## Start
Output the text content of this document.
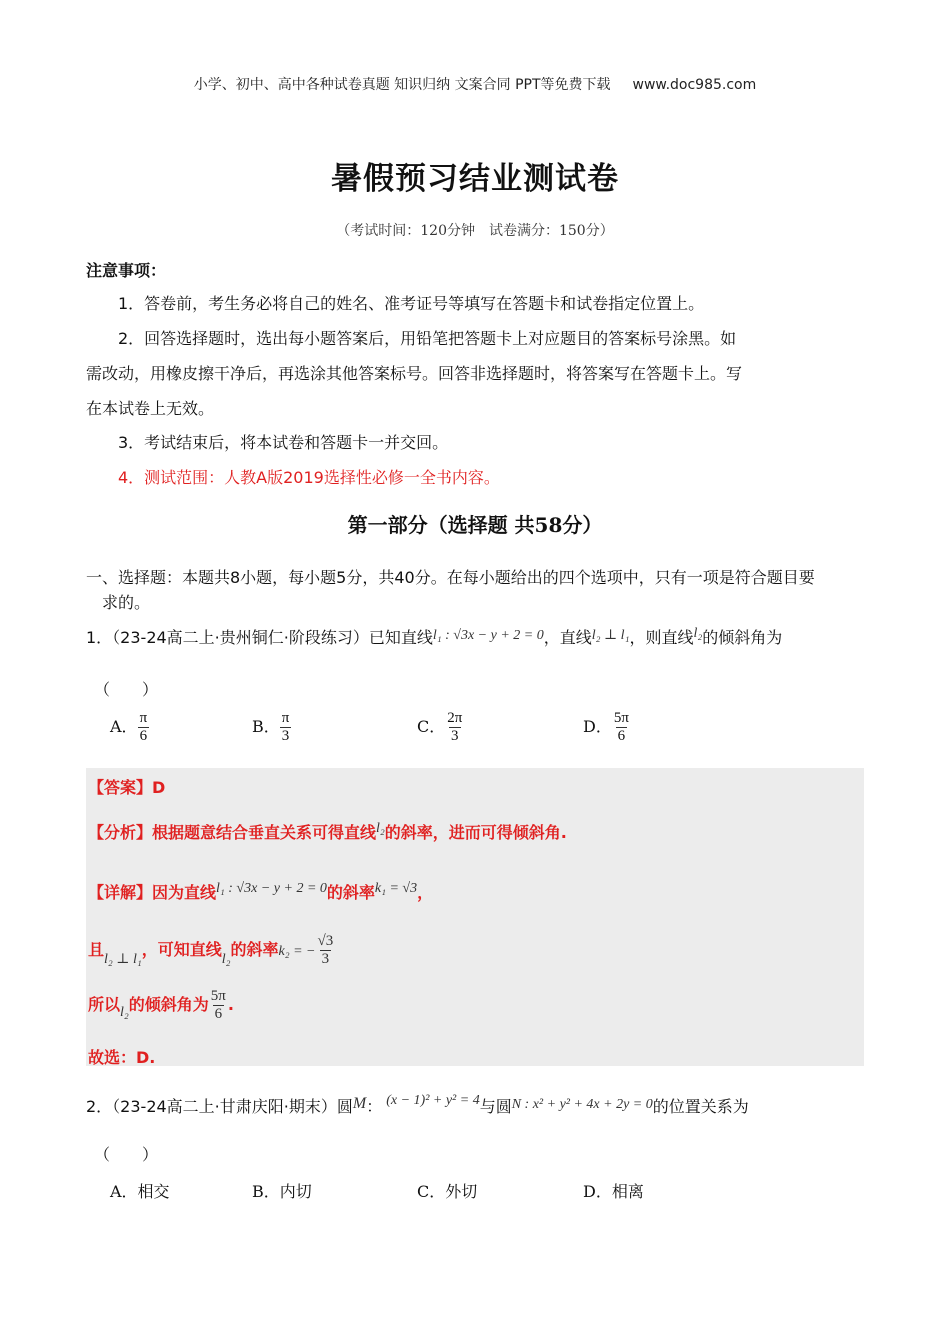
小学、初中、高中各种试卷真题 知识归纳 文案合同 PPT等免费下载 www.doc985.com
暑假预习结业测试卷
（考试时间：120分钟　试卷满分：150分）
注意事项：
1．答卷前，考生务必将自己的姓名、准考证号等填写在答题卡和试卷指定位置上。
2．回答选择题时，选出每小题答案后，用铅笔把答题卡上对应题目的答案标号涂黑。如
需改动，用橡皮擦干净后，再选涂其他答案标号。回答非选择题时，将答案写在答题卡上。写
在本试卷上无效。
3．考试结束后，将本试卷和答题卡一并交回。
4．测试范围：人教A版2019选择性必修一全书内容。
第一部分（选择题 共58分）
一、选择题：本题共8小题，每小题5分，共40分。在每小题给出的四个选项中，只有一项是符合题目要
求的。
1．（23-24高二上·贵州铜仁·阶段练习）已知直线l₁ : √3x − y + 2 = 0，直线l₂ ⊥ l₁，则直线l₂的倾斜角为
（　　）
A． $\frac{\pi}{6}$	B． $\frac{\pi}{3}$	C． $\frac{2\pi}{3}$	D． $\frac{5\pi}{6}$
【答案】D
【分析】根据题意结合垂直关系可得直线l₂的斜率，进而可得倾斜角.
【详解】因为直线l₁ : √3x − y + 2 = 0的斜率k₁ = √3，
且l₂ ⊥ l₁，可知直线l₂的斜率k₂ = − $\frac{√3}{3}$
所以l₂的倾斜角为 $\frac{5\pi}{6}$ .
故选：D.
2．（23-24高二上·甘肃庆阳·期末）圆M： (x − 1)² + y² = 4与圆N : x² + y² + 4x + 2y = 0的位置关系为
（　　）
A．相交	B．内切	C．外切	D．相离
## End
Aim of the task: Copy every record above exactly as written, but leave out the pictures.

Result of this exercise:
Output the text content of this document.
小学、初中、高中各种试卷真题 知识归纳 文案合同 PPT等免费下载 www.doc985.com
暑假预习结业测试卷
（考试时间：120分钟　试卷满分：150分）
注意事项：
1．答卷前，考生务必将自己的姓名、准考证号等填写在答题卡和试卷指定位置上。
2．回答选择题时，选出每小题答案后，用铅笔把答题卡上对应题目的答案标号涂黑。如
需改动，用橡皮擦干净后，再选涂其他答案标号。回答非选择题时，将答案写在答题卡上。写
在本试卷上无效。
3．考试结束后，将本试卷和答题卡一并交回。
4．测试范围：人教A版2019选择性必修一全书内容。
第一部分（选择题 共58分）
一、选择题：本题共8小题，每小题5分，共40分。在每小题给出的四个选项中，只有一项是符合题目要
求的。
1．（23-24高二上·贵州铜仁·阶段练习）已知直线l₁ : √3x − y + 2 = 0，直线l₂ ⊥ l₁，则直线l₂的倾斜角为
（　　）
A． $\frac{\pi}{6}$	B． $\frac{\pi}{3}$	C． $\frac{2\pi}{3}$	D． $\frac{5\pi}{6}$
【答案】D
【分析】根据题意结合垂直关系可得直线l₂的斜率，进而可得倾斜角.
【详解】因为直线l₁ : √3x − y + 2 = 0的斜率k₁ = √3，
且l₂ ⊥ l₁，可知直线l₂的斜率k₂ = − $\frac{√3}{3}$
所以l₂的倾斜角为 $\frac{5\pi}{6}$ .
故选：D.
2．（23-24高二上·甘肃庆阳·期末）圆M： (x − 1)² + y² = 4与圆N : x² + y² + 4x + 2y = 0的位置关系为
（　　）
A．相交	B．内切	C．外切	D．相离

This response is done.